(WHAT YOU SHOULD DO): Copy the rows word for word, starting at the beginning of the rows and stopping after the line that contains "The optical system 232 is at (625, 642).". Leave the pictures out of your copy.

(RECORDS SHOWN):
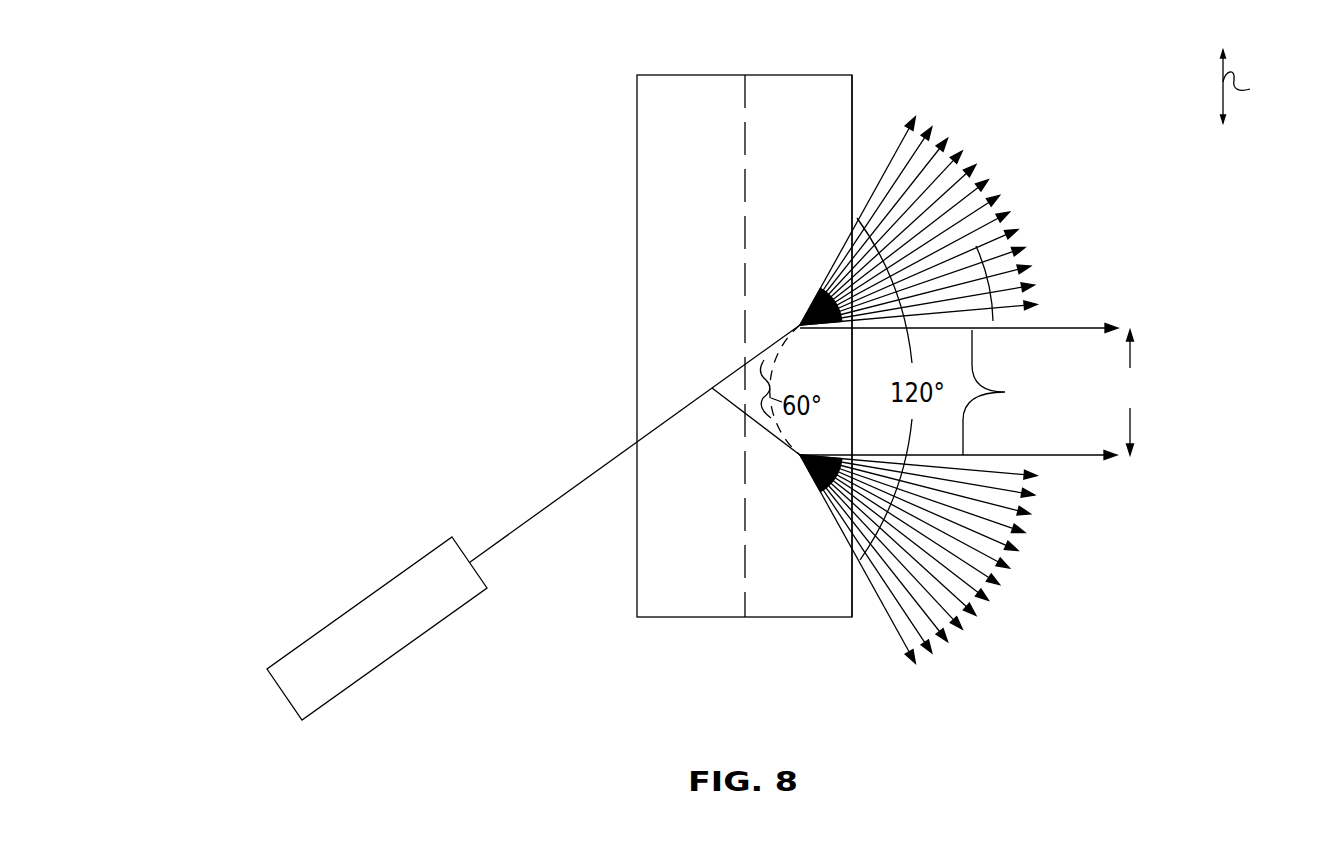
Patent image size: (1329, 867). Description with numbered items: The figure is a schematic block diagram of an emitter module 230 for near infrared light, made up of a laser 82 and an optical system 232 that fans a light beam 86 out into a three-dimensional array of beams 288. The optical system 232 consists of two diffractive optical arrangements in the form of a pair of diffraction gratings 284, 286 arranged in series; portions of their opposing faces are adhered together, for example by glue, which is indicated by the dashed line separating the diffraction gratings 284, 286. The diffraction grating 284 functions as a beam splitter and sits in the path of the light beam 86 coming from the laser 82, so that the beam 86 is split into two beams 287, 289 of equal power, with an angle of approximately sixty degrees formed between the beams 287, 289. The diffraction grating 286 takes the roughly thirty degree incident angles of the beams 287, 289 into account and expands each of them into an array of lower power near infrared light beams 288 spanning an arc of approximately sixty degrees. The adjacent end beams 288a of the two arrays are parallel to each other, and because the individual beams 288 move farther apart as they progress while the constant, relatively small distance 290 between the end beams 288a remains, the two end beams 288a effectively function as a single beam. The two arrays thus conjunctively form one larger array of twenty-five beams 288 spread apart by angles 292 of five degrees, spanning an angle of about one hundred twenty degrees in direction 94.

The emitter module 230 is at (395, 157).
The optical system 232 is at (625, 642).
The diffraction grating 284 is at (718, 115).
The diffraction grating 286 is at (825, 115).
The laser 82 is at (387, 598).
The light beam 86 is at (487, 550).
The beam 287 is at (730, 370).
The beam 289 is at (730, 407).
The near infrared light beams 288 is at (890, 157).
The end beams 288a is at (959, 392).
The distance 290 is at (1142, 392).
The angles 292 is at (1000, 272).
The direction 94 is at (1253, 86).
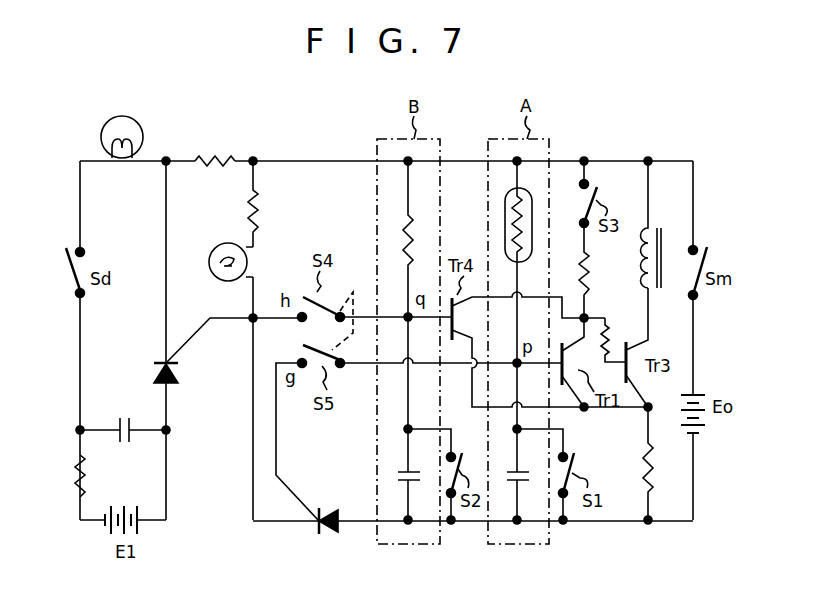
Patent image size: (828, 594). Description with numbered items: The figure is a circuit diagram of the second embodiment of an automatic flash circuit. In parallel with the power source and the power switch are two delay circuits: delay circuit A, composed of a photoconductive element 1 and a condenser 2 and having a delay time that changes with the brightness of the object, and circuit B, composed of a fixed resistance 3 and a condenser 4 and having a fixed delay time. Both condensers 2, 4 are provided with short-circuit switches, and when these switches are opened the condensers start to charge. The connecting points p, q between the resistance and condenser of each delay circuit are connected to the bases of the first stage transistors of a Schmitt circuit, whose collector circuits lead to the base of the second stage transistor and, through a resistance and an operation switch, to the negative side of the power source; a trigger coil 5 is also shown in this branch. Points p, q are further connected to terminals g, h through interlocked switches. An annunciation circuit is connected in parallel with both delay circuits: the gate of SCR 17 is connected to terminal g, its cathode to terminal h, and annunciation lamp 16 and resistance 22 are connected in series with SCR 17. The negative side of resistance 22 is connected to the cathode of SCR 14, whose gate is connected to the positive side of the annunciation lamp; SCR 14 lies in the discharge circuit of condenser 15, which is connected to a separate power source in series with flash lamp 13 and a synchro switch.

(WRITTEN ANSWER):
Patent image size: (1329, 867). Description with numbered items: The figure is a schematic block diagram of an emitter module 230 for near infrared light, made up of a laser 82 and an optical system 232 that fans a light beam 86 out into a three-dimensional array of beams 288. The optical system 232 consists of two diffractive optical arrangements in the form of a pair of diffraction gratings 284, 286 arranged in series; portions of their opposing faces are adhered together, for example by glue, which is indicated by the dashed line separating the diffraction gratings 284, 286. The diffraction grating 284 functions as a beam splitter and sits in the path of the light beam 86 coming from the laser 82, so that the beam 86 is split into two beams 287, 289 of equal power, with an angle of approximately sixty degrees formed between the beams 287, 289. The diffraction grating 286 takes the roughly thirty degree incident angles of the beams 287, 289 into account and expands each of them into an array of lower power near infrared light beams 288 spanning an arc of approximately sixty degrees. The adjacent end beams 288a of the two arrays are parallel to each other, and because the individual beams 288 move farther apart as they progress while the constant, relatively small distance 290 between the end beams 288a remains, the two end beams 288a effectively function as a single beam. The two arrays thus conjunctively form one larger array of twenty-five beams 288 spread apart by angles 292 of five degrees, spanning an angle of about one hundred twenty degrees in direction 94.

The emitter module 230 is at (395, 157).
The optical system 232 is at (625, 642).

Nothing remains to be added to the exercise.